→ **TASK OBJECTIVE**
Format the lines below as a JSON list of strings, one string per line, leaving out blank lines and any pictures.

→ **RECORDS SUPPLIED**
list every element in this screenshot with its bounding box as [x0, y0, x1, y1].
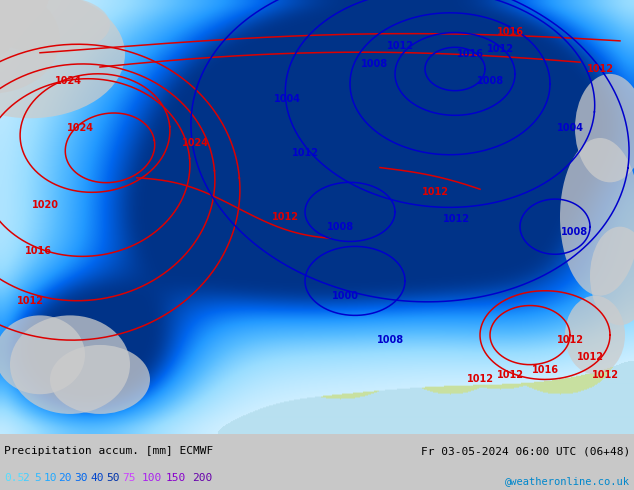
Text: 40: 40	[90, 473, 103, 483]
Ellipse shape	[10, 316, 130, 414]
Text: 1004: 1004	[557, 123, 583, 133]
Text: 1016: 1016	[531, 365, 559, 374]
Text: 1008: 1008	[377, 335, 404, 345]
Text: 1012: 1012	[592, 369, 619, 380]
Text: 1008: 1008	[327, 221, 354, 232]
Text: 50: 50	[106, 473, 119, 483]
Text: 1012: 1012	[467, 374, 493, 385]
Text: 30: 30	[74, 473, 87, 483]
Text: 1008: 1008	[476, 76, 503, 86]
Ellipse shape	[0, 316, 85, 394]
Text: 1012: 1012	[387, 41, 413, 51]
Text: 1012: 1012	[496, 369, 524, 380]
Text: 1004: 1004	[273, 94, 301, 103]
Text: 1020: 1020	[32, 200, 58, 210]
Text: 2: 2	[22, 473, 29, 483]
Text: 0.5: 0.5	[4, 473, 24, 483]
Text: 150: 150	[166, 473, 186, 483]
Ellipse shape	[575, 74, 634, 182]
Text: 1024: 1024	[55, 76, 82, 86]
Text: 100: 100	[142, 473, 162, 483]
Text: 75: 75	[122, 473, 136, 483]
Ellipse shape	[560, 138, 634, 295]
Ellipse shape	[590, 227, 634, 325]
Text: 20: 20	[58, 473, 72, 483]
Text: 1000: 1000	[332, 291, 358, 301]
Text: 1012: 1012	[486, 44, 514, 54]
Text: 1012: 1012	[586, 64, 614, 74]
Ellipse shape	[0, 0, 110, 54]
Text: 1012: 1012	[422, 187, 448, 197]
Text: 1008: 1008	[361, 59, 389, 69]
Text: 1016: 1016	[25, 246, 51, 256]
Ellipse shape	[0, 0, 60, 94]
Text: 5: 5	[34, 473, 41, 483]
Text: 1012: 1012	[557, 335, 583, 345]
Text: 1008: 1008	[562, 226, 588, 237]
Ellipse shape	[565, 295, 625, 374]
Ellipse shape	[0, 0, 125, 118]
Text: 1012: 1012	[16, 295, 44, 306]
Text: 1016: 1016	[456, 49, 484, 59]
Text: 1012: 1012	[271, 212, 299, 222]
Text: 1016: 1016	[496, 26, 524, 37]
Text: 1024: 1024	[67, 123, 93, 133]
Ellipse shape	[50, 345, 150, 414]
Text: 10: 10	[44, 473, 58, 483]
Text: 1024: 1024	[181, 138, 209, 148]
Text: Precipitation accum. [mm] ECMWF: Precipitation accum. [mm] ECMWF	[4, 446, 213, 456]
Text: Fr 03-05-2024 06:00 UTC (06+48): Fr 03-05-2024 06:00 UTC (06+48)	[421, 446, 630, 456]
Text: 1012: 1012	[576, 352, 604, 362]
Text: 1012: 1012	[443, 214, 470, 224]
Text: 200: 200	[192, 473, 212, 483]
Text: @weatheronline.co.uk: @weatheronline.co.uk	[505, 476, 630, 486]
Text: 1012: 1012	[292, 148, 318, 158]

→ **RESPONSE TO THIS EXERCISE**
[
  "list every element in this screenshot with its bounding box as [x0, y0, x1, y1].",
  "Text: 40: 40\t[90, 473, 103, 483]",
  "Ellipse shape\t[10, 316, 130, 414]",
  "Text: 1004: 1004\t[557, 123, 583, 133]",
  "Text: 1016: 1016\t[531, 365, 559, 374]",
  "Text: 1008: 1008\t[377, 335, 404, 345]",
  "Text: 1012: 1012\t[592, 369, 619, 380]",
  "Text: 1008: 1008\t[327, 221, 354, 232]",
  "Text: 50: 50\t[106, 473, 119, 483]",
  "Text: 1012: 1012\t[467, 374, 493, 385]",
  "Text: 30: 30\t[74, 473, 87, 483]",
  "Text: 1008: 1008\t[476, 76, 503, 86]",
  "Ellipse shape\t[0, 316, 85, 394]",
  "Text: 1012: 1012\t[387, 41, 413, 51]",
  "Text: 1012: 1012\t[496, 369, 524, 380]",
  "Text: 1004: 1004\t[273, 94, 301, 103]",
  "Text: 1020: 1020\t[32, 200, 58, 210]",
  "Text: 2: 2\t[22, 473, 29, 483]",
  "Text: 0.5: 0.5\t[4, 473, 24, 483]",
  "Text: 150: 150\t[166, 473, 186, 483]",
  "Ellipse shape\t[575, 74, 634, 182]",
  "Text: 1024: 1024\t[55, 76, 82, 86]",
  "Text: 100: 100\t[142, 473, 162, 483]",
  "Text: 75: 75\t[122, 473, 136, 483]",
  "Ellipse shape\t[560, 138, 634, 295]",
  "Ellipse shape\t[590, 227, 634, 325]",
  "Text: 20: 20\t[58, 473, 72, 483]",
  "Text: 1000: 1000\t[332, 291, 358, 301]",
  "Text: 1012: 1012\t[486, 44, 514, 54]",
  "Text: 1012: 1012\t[586, 64, 614, 74]",
  "Ellipse shape\t[0, 0, 110, 54]",
  "Text: 1012: 1012\t[422, 187, 448, 197]",
  "Text: 1008: 1008\t[361, 59, 389, 69]",
  "Text: 1016: 1016\t[25, 246, 51, 256]",
  "Ellipse shape\t[0, 0, 60, 94]",
  "Text: 5: 5\t[34, 473, 41, 483]",
  "Text: 1012: 1012\t[557, 335, 583, 345]",
  "Text: 1008: 1008\t[562, 226, 588, 237]",
  "Ellipse shape\t[565, 295, 625, 374]",
  "Ellipse shape\t[0, 0, 125, 118]",
  "Text: 1012: 1012\t[16, 295, 44, 306]",
  "Text: 1016: 1016\t[456, 49, 484, 59]",
  "Text: 1012: 1012\t[271, 212, 299, 222]",
  "Text: 1016: 1016\t[496, 26, 524, 37]",
  "Text: 1024: 1024\t[67, 123, 93, 133]",
  "Ellipse shape\t[50, 345, 150, 414]",
  "Text: 10: 10\t[44, 473, 58, 483]",
  "Text: 1024: 1024\t[181, 138, 209, 148]",
  "Text: Precipitation accum. [mm] ECMWF: Precipitation accum. [mm] ECMWF\t[4, 446, 213, 456]",
  "Text: Fr 03-05-2024 06:00 UTC (06+48): Fr 03-05-2024 06:00 UTC (06+48)\t[421, 446, 630, 456]",
  "Text: 1012: 1012\t[576, 352, 604, 362]",
  "Text: 1012: 1012\t[443, 214, 470, 224]",
  "Text: 200: 200\t[192, 473, 212, 483]",
  "Text: @weatheronline.co.uk: @weatheronline.co.uk\t[505, 476, 630, 486]",
  "Text: 1012: 1012\t[292, 148, 318, 158]"
]